Work required =>
Transcribe every entry below word for word, but skip the pictures.

•••

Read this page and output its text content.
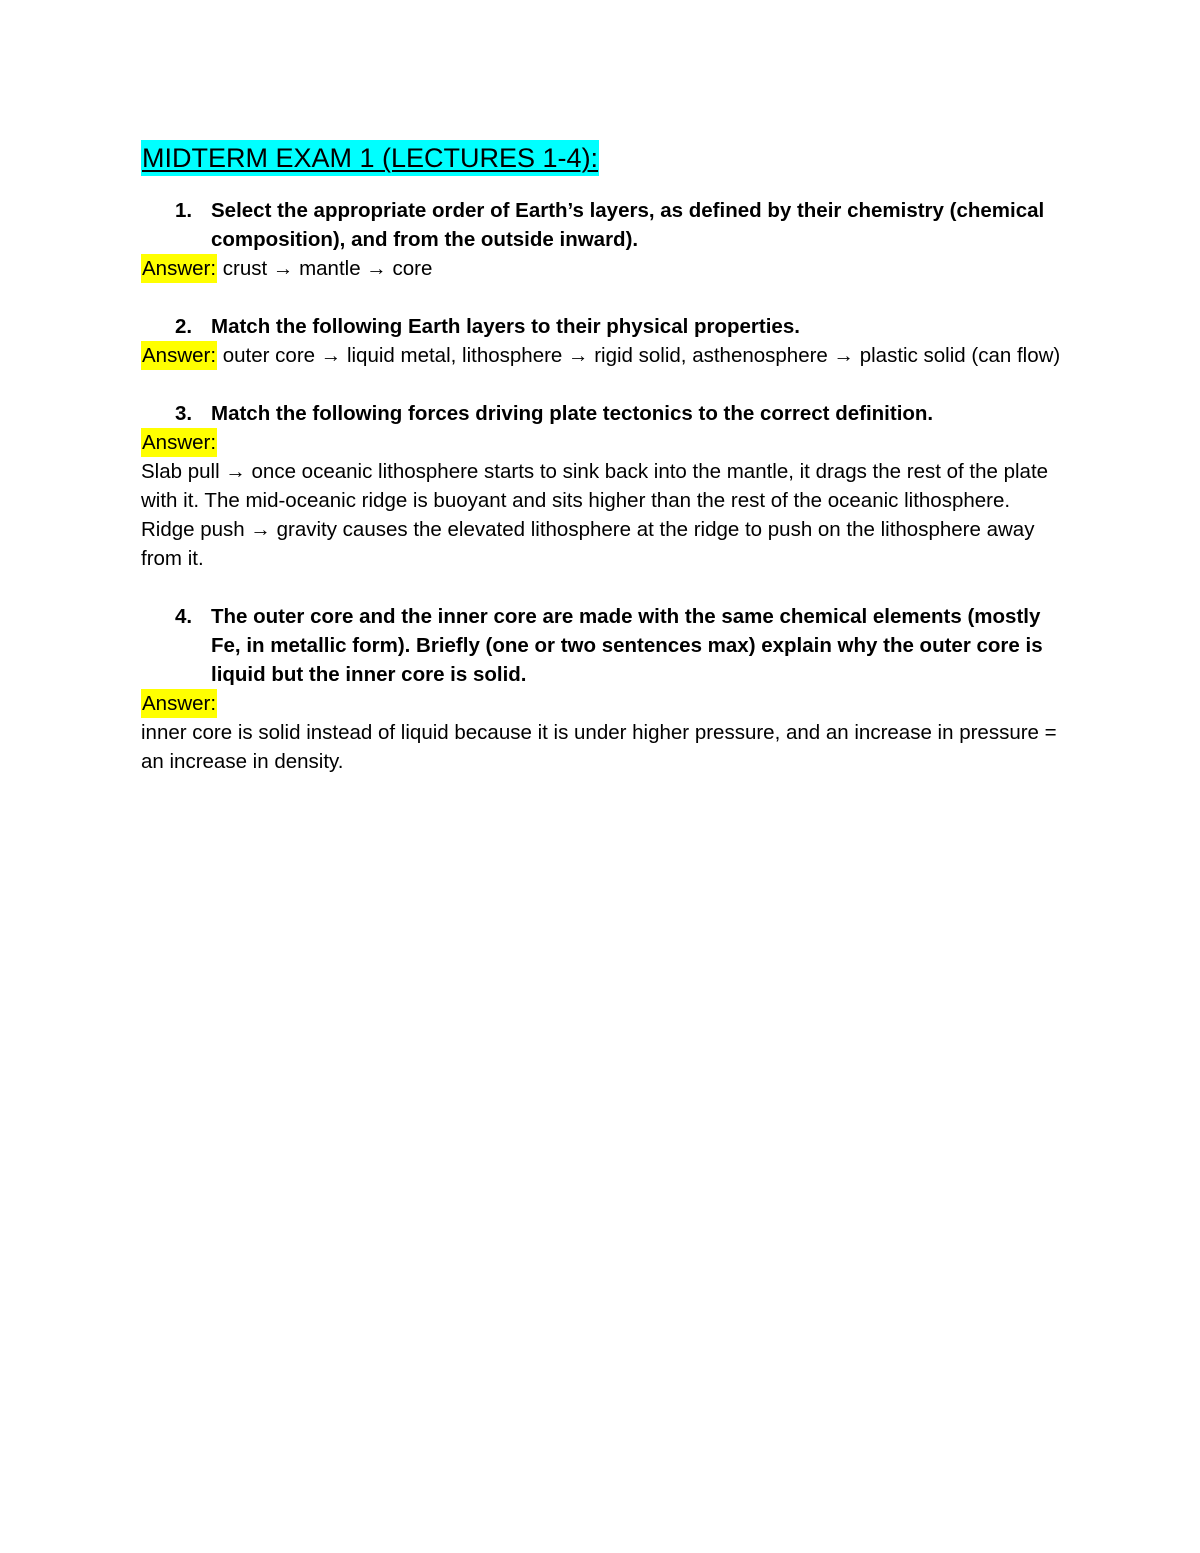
MIDTERM EXAM 1 (LECTURES 1-4):

1. Select the appropriate order of Earth’s layers, as defined by their chemistry (chemical composition), and from the outside inward).

Answer: crust → mantle → core

2. Match the following Earth layers to their physical properties.

Answer: outer core → liquid metal, lithosphere → rigid solid, asthenosphere → plastic solid (can flow)

3. Match the following forces driving plate tectonics to the correct definition.

Answer:

Slab pull → once oceanic lithosphere starts to sink back into the mantle, it drags the rest of the plate with it. The mid-oceanic ridge is buoyant and sits higher than the rest of the oceanic lithosphere.

Ridge push → gravity causes the elevated lithosphere at the ridge to push on the lithosphere away from it.

4. The outer core and the inner core are made with the same chemical elements (mostly Fe, in metallic form). Briefly (one or two sentences max) explain why the outer core is liquid but the inner core is solid.

Answer:

inner core is solid instead of liquid because it is under higher pressure, and an increase in pressure = an increase in density.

•••

Correct result =>
Read this page and output its text content.
MIDTERM EXAM 1 (LECTURES 1-4):

1. Select the appropriate order of Earth’s layers, as defined by their chemistry (chemical composition), and from the outside inward).

Answer: crust → mantle → core

2. Match the following Earth layers to their physical properties.

Answer: outer core → liquid metal, lithosphere → rigid solid, asthenosphere → plastic solid (can flow)

3. Match the following forces driving plate tectonics to the correct definition.

Answer:

Slab pull → once oceanic lithosphere starts to sink back into the mantle, it drags the rest of the plate with it. The mid-oceanic ridge is buoyant and sits higher than the rest of the oceanic lithosphere.

Ridge push → gravity causes the elevated lithosphere at the ridge to push on the lithosphere away from it.

4. The outer core and the inner core are made with the same chemical elements (mostly Fe, in metallic form). Briefly (one or two sentences max) explain why the outer core is liquid but the inner core is solid.

Answer:

inner core is solid instead of liquid because it is under higher pressure, and an increase in pressure = an increase in density.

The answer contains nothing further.